Work required
Repeat each line exactly as it is written.

Data lines
======
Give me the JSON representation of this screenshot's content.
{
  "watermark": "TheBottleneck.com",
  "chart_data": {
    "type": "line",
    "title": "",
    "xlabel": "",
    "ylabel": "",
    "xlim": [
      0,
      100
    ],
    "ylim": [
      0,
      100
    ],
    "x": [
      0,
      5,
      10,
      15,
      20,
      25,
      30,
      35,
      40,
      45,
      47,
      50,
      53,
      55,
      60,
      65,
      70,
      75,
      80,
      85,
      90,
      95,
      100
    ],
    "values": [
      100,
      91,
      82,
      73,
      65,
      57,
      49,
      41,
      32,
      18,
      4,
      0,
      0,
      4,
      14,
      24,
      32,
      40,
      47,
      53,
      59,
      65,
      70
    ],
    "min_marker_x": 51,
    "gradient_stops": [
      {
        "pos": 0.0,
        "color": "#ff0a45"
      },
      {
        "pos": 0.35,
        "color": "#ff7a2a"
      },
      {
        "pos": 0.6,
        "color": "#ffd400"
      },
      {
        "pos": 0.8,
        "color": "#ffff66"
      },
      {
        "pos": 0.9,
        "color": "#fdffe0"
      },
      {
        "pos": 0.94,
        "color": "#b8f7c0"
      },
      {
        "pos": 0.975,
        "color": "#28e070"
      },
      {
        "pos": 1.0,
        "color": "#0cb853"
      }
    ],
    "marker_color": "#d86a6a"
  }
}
======
Exercise solution
Give me the JSON representation of this screenshot's content.
{
  "watermark": "TheBottleneck.com",
  "chart_data": {
    "type": "line",
    "title": "",
    "xlabel": "",
    "ylabel": "",
    "xlim": [
      0,
      100
    ],
    "ylim": [
      0,
      100
    ],
    "x": [
      0,
      5,
      10,
      15,
      20,
      25,
      30,
      35,
      40,
      45,
      47,
      50,
      53,
      55,
      60,
      65,
      70,
      75,
      80,
      85,
      90,
      95,
      100
    ],
    "values": [
      100,
      91,
      82,
      73,
      65,
      57,
      49,
      41,
      32,
      18,
      4,
      0,
      0,
      4,
      14,
      24,
      32,
      40,
      47,
      53,
      59,
      65,
      70
    ],
    "min_marker_x": 51,
    "gradient_stops": [
      {
        "pos": 0.0,
        "color": "#ff0a45"
      },
      {
        "pos": 0.35,
        "color": "#ff7a2a"
      },
      {
        "pos": 0.6,
        "color": "#ffd400"
      },
      {
        "pos": 0.8,
        "color": "#ffff66"
      },
      {
        "pos": 0.9,
        "color": "#fdffe0"
      },
      {
        "pos": 0.94,
        "color": "#b8f7c0"
      },
      {
        "pos": 0.975,
        "color": "#28e070"
      },
      {
        "pos": 1.0,
        "color": "#0cb853"
      }
    ],
    "marker_color": "#d86a6a"
  }
}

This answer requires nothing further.